*Problem requirements*:
Select the lines below containing the word "value".
--- start of Supplied entries ---
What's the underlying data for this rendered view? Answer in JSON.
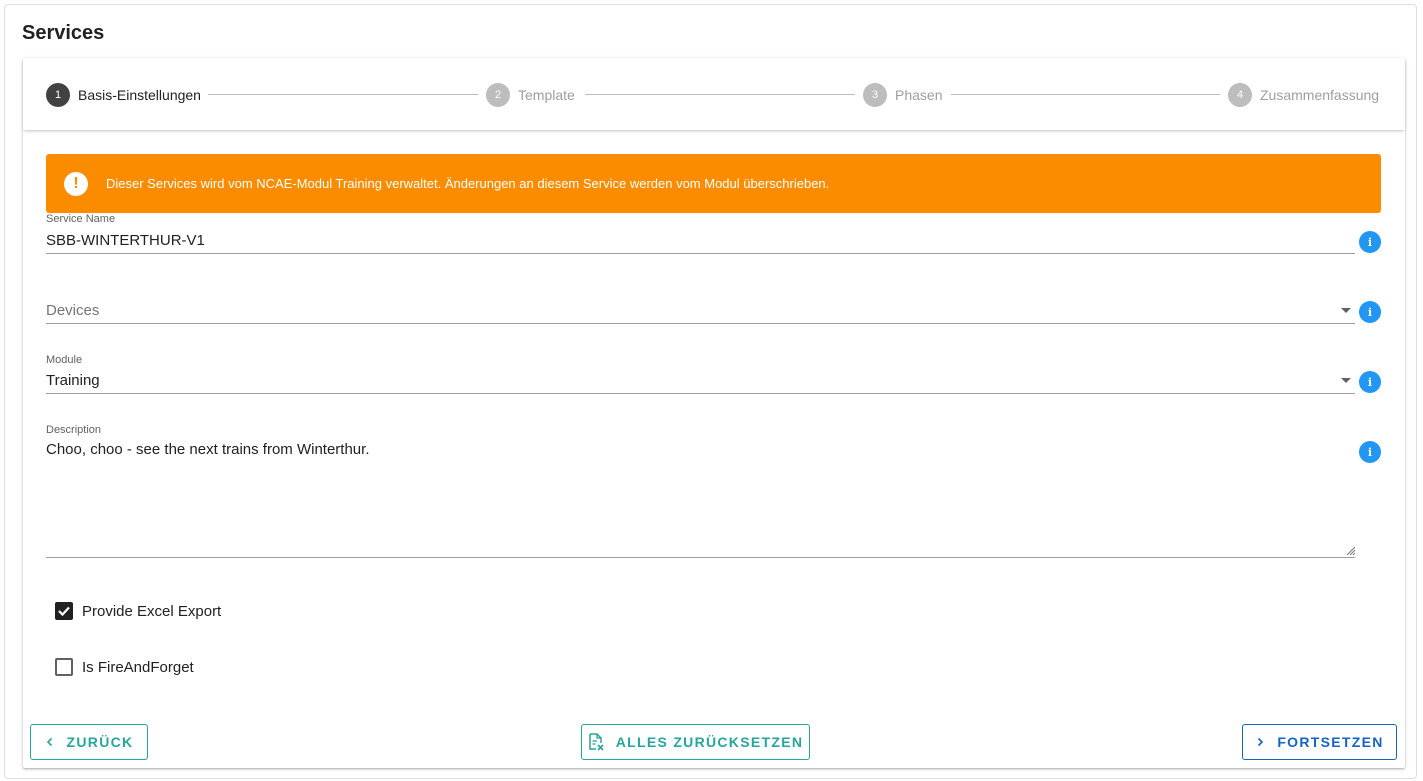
{
  "page": {
    "title": "Services"
  },
  "stepper": {
    "steps": [
      {
        "number": "1",
        "label": "Basis-Einstellungen",
        "active": true
      },
      {
        "number": "2",
        "label": "Template",
        "active": false
      },
      {
        "number": "3",
        "label": "Phasen",
        "active": false
      },
      {
        "number": "4",
        "label": "Zusammenfassung",
        "active": false
      }
    ]
  },
  "alert": {
    "icon": "exclamation-circle-icon",
    "text": "Dieser Services wird vom NCAE-Modul Training verwaltet. Änderungen an diesem Service werden vom Modul überschrieben.",
    "color": "#fb8c00"
  },
  "form": {
    "service_name": {
      "label": "Service Name",
      "value": "SBB-WINTERTHUR-V1"
    },
    "devices": {
      "placeholder": "Devices",
      "value": ""
    },
    "module": {
      "label": "Module",
      "value": "Training"
    },
    "description": {
      "label": "Description",
      "value": "Choo, choo - see the next trains from Winterthur."
    },
    "excel_export": {
      "label": "Provide Excel Export",
      "checked": true
    },
    "fire_and_forget": {
      "label": "Is FireAndForget",
      "checked": false
    }
  },
  "actions": {
    "back": "ZURÜCK",
    "reset": "ALLES ZURÜCKSETZEN",
    "next": "FORTSETZEN"
  },
  "colors": {
    "accent_teal": "#26a69a",
    "primary_blue": "#1565c0",
    "info_blue": "#2196f3"
  }
}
--- end of Supplied entries ---
*Response*:
      "value": "SBB-WINTERTHUR-V1"
      "value": ""
      "value": "Training"
      "value": "Choo, choo - see the next trains from Winterthur."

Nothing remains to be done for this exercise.